* **DIRECTIONS**:
Reproduce every entry exactly and leave its pictures out.

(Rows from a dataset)
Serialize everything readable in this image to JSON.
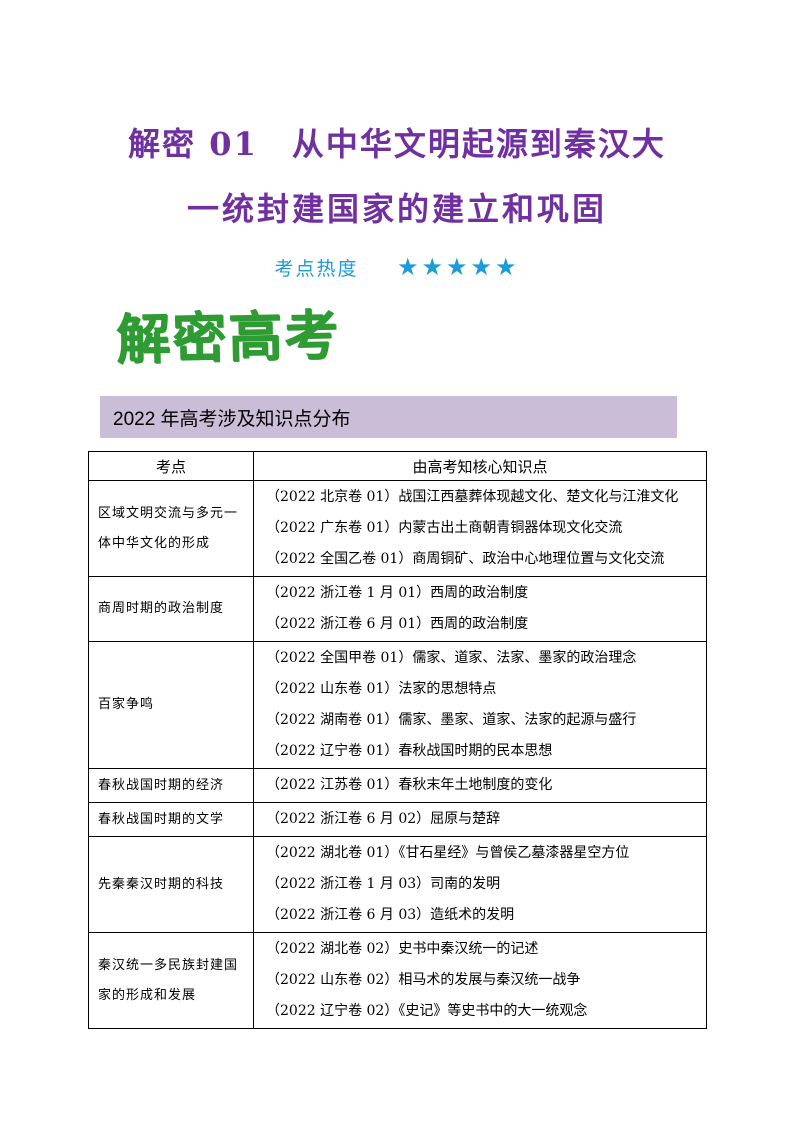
{
  "header": {
    "title_line1": "解密 01　从中华文明起源到秦汉大",
    "title_line2": "一统封建国家的建立和巩固",
    "heat_label": "考点热度",
    "heat_stars": "★★★★★"
  },
  "section": {
    "logo_text": "解密高考",
    "banner_text": "2022 年高考涉及知识点分布"
  },
  "table": {
    "headers": [
      "考点",
      "由高考知核心知识点"
    ],
    "rows": [
      {
        "topic": "区域文明交流与多元一体中华文化的形成",
        "items": [
          "（2022 北京卷 01）战国江西墓葬体现越文化、楚文化与江淮文化",
          "（2022 广东卷 01）内蒙古出土商朝青铜器体现文化交流",
          "（2022 全国乙卷 01）商周铜矿、政治中心地理位置与文化交流"
        ]
      },
      {
        "topic": "商周时期的政治制度",
        "items": [
          "（2022 浙江卷 1 月 01）西周的政治制度",
          "（2022 浙江卷 6 月 01）西周的政治制度"
        ]
      },
      {
        "topic": "百家争鸣",
        "items": [
          "（2022 全国甲卷 01）儒家、道家、法家、墨家的政治理念",
          "（2022 山东卷 01）法家的思想特点",
          "（2022 湖南卷 01）儒家、墨家、道家、法家的起源与盛行",
          "（2022 辽宁卷 01）春秋战国时期的民本思想"
        ]
      },
      {
        "topic": "春秋战国时期的经济",
        "items": [
          "（2022 江苏卷 01）春秋末年土地制度的变化"
        ]
      },
      {
        "topic": "春秋战国时期的文学",
        "items": [
          "（2022 浙江卷 6 月 02）屈原与楚辞"
        ]
      },
      {
        "topic": "先秦秦汉时期的科技",
        "items": [
          "（2022 湖北卷 01）《甘石星经》与曾侯乙墓漆器星空方位",
          "（2022 浙江卷 1 月 03）司南的发明",
          "（2022 浙江卷 6 月 03）造纸术的发明"
        ]
      },
      {
        "topic": "秦汉统一多民族封建国家的形成和发展",
        "items": [
          "（2022 湖北卷 02）史书中秦汉统一的记述",
          "（2022 山东卷 02）相马术的发展与秦汉统一战争",
          "（2022 辽宁卷 02）《史记》等史书中的大一统观念"
        ]
      }
    ]
  },
  "colors": {
    "title_purple": "#7030A0",
    "heat_blue": "#1B9CD8",
    "logo_green": "#2E9B33",
    "banner_bg": "#C9BDD7",
    "table_border": "#000000"
  }
}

* **ANSWER BELOW**:
Serialize everything readable in this image to JSON.
{
  "header": {
    "title_line1": "解密 01　从中华文明起源到秦汉大",
    "title_line2": "一统封建国家的建立和巩固",
    "heat_label": "考点热度",
    "heat_stars": "★★★★★"
  },
  "section": {
    "logo_text": "解密高考",
    "banner_text": "2022 年高考涉及知识点分布"
  },
  "table": {
    "headers": [
      "考点",
      "由高考知核心知识点"
    ],
    "rows": [
      {
        "topic": "区域文明交流与多元一体中华文化的形成",
        "items": [
          "（2022 北京卷 01）战国江西墓葬体现越文化、楚文化与江淮文化",
          "（2022 广东卷 01）内蒙古出土商朝青铜器体现文化交流",
          "（2022 全国乙卷 01）商周铜矿、政治中心地理位置与文化交流"
        ]
      },
      {
        "topic": "商周时期的政治制度",
        "items": [
          "（2022 浙江卷 1 月 01）西周的政治制度",
          "（2022 浙江卷 6 月 01）西周的政治制度"
        ]
      },
      {
        "topic": "百家争鸣",
        "items": [
          "（2022 全国甲卷 01）儒家、道家、法家、墨家的政治理念",
          "（2022 山东卷 01）法家的思想特点",
          "（2022 湖南卷 01）儒家、墨家、道家、法家的起源与盛行",
          "（2022 辽宁卷 01）春秋战国时期的民本思想"
        ]
      },
      {
        "topic": "春秋战国时期的经济",
        "items": [
          "（2022 江苏卷 01）春秋末年土地制度的变化"
        ]
      },
      {
        "topic": "春秋战国时期的文学",
        "items": [
          "（2022 浙江卷 6 月 02）屈原与楚辞"
        ]
      },
      {
        "topic": "先秦秦汉时期的科技",
        "items": [
          "（2022 湖北卷 01）《甘石星经》与曾侯乙墓漆器星空方位",
          "（2022 浙江卷 1 月 03）司南的发明",
          "（2022 浙江卷 6 月 03）造纸术的发明"
        ]
      },
      {
        "topic": "秦汉统一多民族封建国家的形成和发展",
        "items": [
          "（2022 湖北卷 02）史书中秦汉统一的记述",
          "（2022 山东卷 02）相马术的发展与秦汉统一战争",
          "（2022 辽宁卷 02）《史记》等史书中的大一统观念"
        ]
      }
    ]
  },
  "colors": {
    "title_purple": "#7030A0",
    "heat_blue": "#1B9CD8",
    "logo_green": "#2E9B33",
    "banner_bg": "#C9BDD7",
    "table_border": "#000000"
  }
}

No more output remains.